-- PROBLEM TO WORK ON --
Below are the records; pull every line that includes "Otros".

-- PROVIDED RECORDS --
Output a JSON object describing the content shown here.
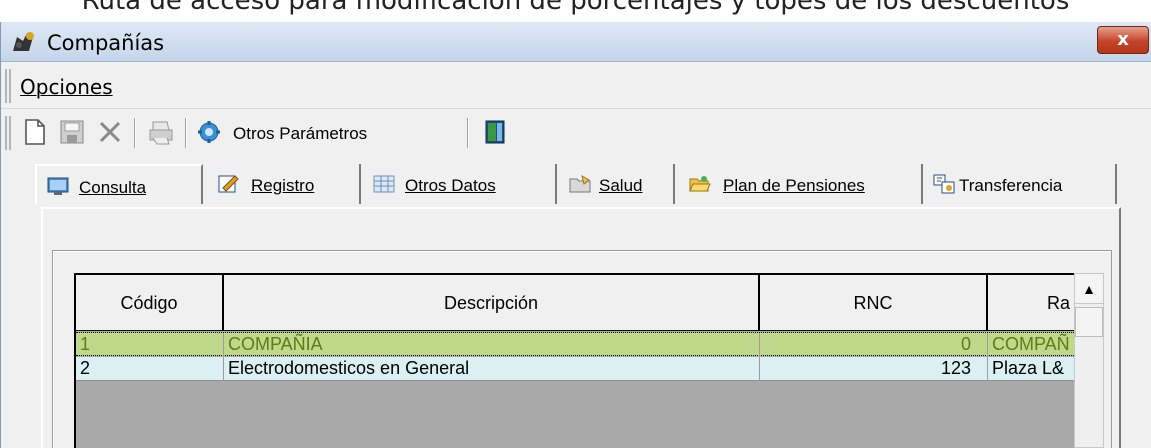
{
  "caption": "Ruta de acceso para modificación de porcentajes y topes de los descuentos",
  "window": {
    "title": "Compañías",
    "close_label": "x"
  },
  "menu": {
    "options_label": "Opciones"
  },
  "toolbar": {
    "other_params_label": "Otros Parámetros"
  },
  "tabs": [
    {
      "label": "Consulta"
    },
    {
      "label": "Registro"
    },
    {
      "label": "Otros Datos"
    },
    {
      "label": "Salud"
    },
    {
      "label": "Plan de Pensiones"
    },
    {
      "label": "Transferencia"
    }
  ],
  "grid": {
    "columns": [
      "Código",
      "Descripción",
      "RNC",
      "Ra"
    ],
    "rows": [
      {
        "code": "1",
        "description": "COMPAÑIA",
        "rnc": "0",
        "ra": "COMPAÑ"
      },
      {
        "code": "2",
        "description": "Electrodomesticos en General",
        "rnc": "123",
        "ra": "Plaza L&"
      }
    ]
  },
  "colors": {
    "selected_row": "#bfd88a",
    "alt_row": "#dbf0f2",
    "close_button": "#c5452c"
  }
}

-- TASK OUTPUT --
    "other_params_label": "Otros Parámetros"
      "label": "Otros Datos"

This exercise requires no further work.